Lines of data:
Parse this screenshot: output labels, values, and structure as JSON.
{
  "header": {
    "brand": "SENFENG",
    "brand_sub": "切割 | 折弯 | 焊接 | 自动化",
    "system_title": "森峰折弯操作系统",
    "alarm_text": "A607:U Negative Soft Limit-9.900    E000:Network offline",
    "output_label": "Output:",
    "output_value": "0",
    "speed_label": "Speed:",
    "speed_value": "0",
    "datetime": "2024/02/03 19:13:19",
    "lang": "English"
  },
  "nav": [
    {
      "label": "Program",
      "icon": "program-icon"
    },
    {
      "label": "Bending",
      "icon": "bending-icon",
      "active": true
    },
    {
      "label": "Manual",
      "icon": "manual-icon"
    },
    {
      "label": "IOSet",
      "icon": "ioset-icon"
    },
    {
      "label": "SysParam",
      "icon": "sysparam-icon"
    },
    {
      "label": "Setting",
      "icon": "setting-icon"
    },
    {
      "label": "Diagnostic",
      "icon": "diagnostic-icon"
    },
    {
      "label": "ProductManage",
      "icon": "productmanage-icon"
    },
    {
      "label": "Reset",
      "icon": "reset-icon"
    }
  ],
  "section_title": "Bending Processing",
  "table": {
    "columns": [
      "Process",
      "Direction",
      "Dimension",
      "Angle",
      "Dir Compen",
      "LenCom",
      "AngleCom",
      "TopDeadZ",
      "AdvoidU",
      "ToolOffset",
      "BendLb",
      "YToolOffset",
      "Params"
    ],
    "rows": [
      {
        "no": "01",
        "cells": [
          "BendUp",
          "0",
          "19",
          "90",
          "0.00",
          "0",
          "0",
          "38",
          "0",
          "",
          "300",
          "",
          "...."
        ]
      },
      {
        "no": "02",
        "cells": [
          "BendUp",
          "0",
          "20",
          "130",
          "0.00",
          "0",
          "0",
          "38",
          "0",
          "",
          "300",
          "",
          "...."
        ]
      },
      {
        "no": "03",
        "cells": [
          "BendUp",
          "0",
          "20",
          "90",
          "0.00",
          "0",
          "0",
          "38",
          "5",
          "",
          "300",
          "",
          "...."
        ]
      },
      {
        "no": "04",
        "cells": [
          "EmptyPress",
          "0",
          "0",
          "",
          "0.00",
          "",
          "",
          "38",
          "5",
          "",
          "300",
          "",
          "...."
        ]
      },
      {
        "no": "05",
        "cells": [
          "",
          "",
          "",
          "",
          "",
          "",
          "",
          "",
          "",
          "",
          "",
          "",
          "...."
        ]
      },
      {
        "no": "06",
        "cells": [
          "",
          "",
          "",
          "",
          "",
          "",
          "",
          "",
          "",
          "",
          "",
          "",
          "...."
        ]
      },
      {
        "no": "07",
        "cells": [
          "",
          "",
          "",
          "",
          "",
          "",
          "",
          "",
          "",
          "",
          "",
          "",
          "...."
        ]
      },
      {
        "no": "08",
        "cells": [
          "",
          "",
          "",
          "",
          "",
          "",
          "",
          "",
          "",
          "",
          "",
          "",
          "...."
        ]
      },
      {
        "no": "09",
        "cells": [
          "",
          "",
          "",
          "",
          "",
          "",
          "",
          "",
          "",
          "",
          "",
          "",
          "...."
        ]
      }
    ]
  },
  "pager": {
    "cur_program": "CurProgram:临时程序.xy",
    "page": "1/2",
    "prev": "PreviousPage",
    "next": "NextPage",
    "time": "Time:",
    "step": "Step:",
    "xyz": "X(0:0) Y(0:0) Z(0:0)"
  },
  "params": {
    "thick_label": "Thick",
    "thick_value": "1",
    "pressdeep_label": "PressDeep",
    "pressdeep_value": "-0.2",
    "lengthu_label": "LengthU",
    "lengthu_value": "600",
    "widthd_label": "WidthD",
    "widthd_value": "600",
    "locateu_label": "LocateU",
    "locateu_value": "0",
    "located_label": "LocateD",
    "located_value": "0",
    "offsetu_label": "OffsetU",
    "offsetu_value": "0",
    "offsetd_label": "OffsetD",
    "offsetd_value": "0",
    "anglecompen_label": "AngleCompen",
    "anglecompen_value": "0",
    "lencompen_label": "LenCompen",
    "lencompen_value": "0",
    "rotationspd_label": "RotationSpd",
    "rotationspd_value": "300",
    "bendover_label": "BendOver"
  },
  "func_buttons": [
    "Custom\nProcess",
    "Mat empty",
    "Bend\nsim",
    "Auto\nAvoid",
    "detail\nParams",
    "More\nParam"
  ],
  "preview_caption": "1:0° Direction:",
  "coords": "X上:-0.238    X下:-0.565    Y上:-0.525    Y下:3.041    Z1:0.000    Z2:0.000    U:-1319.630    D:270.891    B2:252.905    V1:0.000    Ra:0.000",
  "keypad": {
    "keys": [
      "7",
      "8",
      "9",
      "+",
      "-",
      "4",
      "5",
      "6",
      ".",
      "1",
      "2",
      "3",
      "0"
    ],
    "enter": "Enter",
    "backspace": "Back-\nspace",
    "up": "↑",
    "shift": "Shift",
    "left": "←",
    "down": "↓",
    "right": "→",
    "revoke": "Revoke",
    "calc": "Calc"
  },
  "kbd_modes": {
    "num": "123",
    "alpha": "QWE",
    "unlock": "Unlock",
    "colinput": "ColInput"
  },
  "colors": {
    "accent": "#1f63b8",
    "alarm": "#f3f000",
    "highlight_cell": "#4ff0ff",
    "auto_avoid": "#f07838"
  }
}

### [Exercise objective]
Retype the records that precede this task, keeping them exactly the same.

### [Correct answer]
Parse this screenshot: output labels, values, and structure as JSON.
{
  "header": {
    "brand": "SENFENG",
    "brand_sub": "切割 | 折弯 | 焊接 | 自动化",
    "system_title": "森峰折弯操作系统",
    "alarm_text": "A607:U Negative Soft Limit-9.900    E000:Network offline",
    "output_label": "Output:",
    "output_value": "0",
    "speed_label": "Speed:",
    "speed_value": "0",
    "datetime": "2024/02/03 19:13:19",
    "lang": "English"
  },
  "nav": [
    {
      "label": "Program",
      "icon": "program-icon"
    },
    {
      "label": "Bending",
      "icon": "bending-icon",
      "active": true
    },
    {
      "label": "Manual",
      "icon": "manual-icon"
    },
    {
      "label": "IOSet",
      "icon": "ioset-icon"
    },
    {
      "label": "SysParam",
      "icon": "sysparam-icon"
    },
    {
      "label": "Setting",
      "icon": "setting-icon"
    },
    {
      "label": "Diagnostic",
      "icon": "diagnostic-icon"
    },
    {
      "label": "ProductManage",
      "icon": "productmanage-icon"
    },
    {
      "label": "Reset",
      "icon": "reset-icon"
    }
  ],
  "section_title": "Bending Processing",
  "table": {
    "columns": [
      "Process",
      "Direction",
      "Dimension",
      "Angle",
      "Dir Compen",
      "LenCom",
      "AngleCom",
      "TopDeadZ",
      "AdvoidU",
      "ToolOffset",
      "BendLb",
      "YToolOffset",
      "Params"
    ],
    "rows": [
      {
        "no": "01",
        "cells": [
          "BendUp",
          "0",
          "19",
          "90",
          "0.00",
          "0",
          "0",
          "38",
          "0",
          "",
          "300",
          "",
          "...."
        ]
      },
      {
        "no": "02",
        "cells": [
          "BendUp",
          "0",
          "20",
          "130",
          "0.00",
          "0",
          "0",
          "38",
          "0",
          "",
          "300",
          "",
          "...."
        ]
      },
      {
        "no": "03",
        "cells": [
          "BendUp",
          "0",
          "20",
          "90",
          "0.00",
          "0",
          "0",
          "38",
          "5",
          "",
          "300",
          "",
          "...."
        ]
      },
      {
        "no": "04",
        "cells": [
          "EmptyPress",
          "0",
          "0",
          "",
          "0.00",
          "",
          "",
          "38",
          "5",
          "",
          "300",
          "",
          "...."
        ]
      },
      {
        "no": "05",
        "cells": [
          "",
          "",
          "",
          "",
          "",
          "",
          "",
          "",
          "",
          "",
          "",
          "",
          "...."
        ]
      },
      {
        "no": "06",
        "cells": [
          "",
          "",
          "",
          "",
          "",
          "",
          "",
          "",
          "",
          "",
          "",
          "",
          "...."
        ]
      },
      {
        "no": "07",
        "cells": [
          "",
          "",
          "",
          "",
          "",
          "",
          "",
          "",
          "",
          "",
          "",
          "",
          "...."
        ]
      },
      {
        "no": "08",
        "cells": [
          "",
          "",
          "",
          "",
          "",
          "",
          "",
          "",
          "",
          "",
          "",
          "",
          "...."
        ]
      },
      {
        "no": "09",
        "cells": [
          "",
          "",
          "",
          "",
          "",
          "",
          "",
          "",
          "",
          "",
          "",
          "",
          "...."
        ]
      }
    ]
  },
  "pager": {
    "cur_program": "CurProgram:临时程序.xy",
    "page": "1/2",
    "prev": "PreviousPage",
    "next": "NextPage",
    "time": "Time:",
    "step": "Step:",
    "xyz": "X(0:0) Y(0:0) Z(0:0)"
  },
  "params": {
    "thick_label": "Thick",
    "thick_value": "1",
    "pressdeep_label": "PressDeep",
    "pressdeep_value": "-0.2",
    "lengthu_label": "LengthU",
    "lengthu_value": "600",
    "widthd_label": "WidthD",
    "widthd_value": "600",
    "locateu_label": "LocateU",
    "locateu_value": "0",
    "located_label": "LocateD",
    "located_value": "0",
    "offsetu_label": "OffsetU",
    "offsetu_value": "0",
    "offsetd_label": "OffsetD",
    "offsetd_value": "0",
    "anglecompen_label": "AngleCompen",
    "anglecompen_value": "0",
    "lencompen_label": "LenCompen",
    "lencompen_value": "0",
    "rotationspd_label": "RotationSpd",
    "rotationspd_value": "300",
    "bendover_label": "BendOver"
  },
  "func_buttons": [
    "Custom\nProcess",
    "Mat empty",
    "Bend\nsim",
    "Auto\nAvoid",
    "detail\nParams",
    "More\nParam"
  ],
  "preview_caption": "1:0° Direction:",
  "coords": "X上:-0.238    X下:-0.565    Y上:-0.525    Y下:3.041    Z1:0.000    Z2:0.000    U:-1319.630    D:270.891    B2:252.905    V1:0.000    Ra:0.000",
  "keypad": {
    "keys": [
      "7",
      "8",
      "9",
      "+",
      "-",
      "4",
      "5",
      "6",
      ".",
      "1",
      "2",
      "3",
      "0"
    ],
    "enter": "Enter",
    "backspace": "Back-\nspace",
    "up": "↑",
    "shift": "Shift",
    "left": "←",
    "down": "↓",
    "right": "→",
    "revoke": "Revoke",
    "calc": "Calc"
  },
  "kbd_modes": {
    "num": "123",
    "alpha": "QWE",
    "unlock": "Unlock",
    "colinput": "ColInput"
  },
  "colors": {
    "accent": "#1f63b8",
    "alarm": "#f3f000",
    "highlight_cell": "#4ff0ff",
    "auto_avoid": "#f07838"
  }
}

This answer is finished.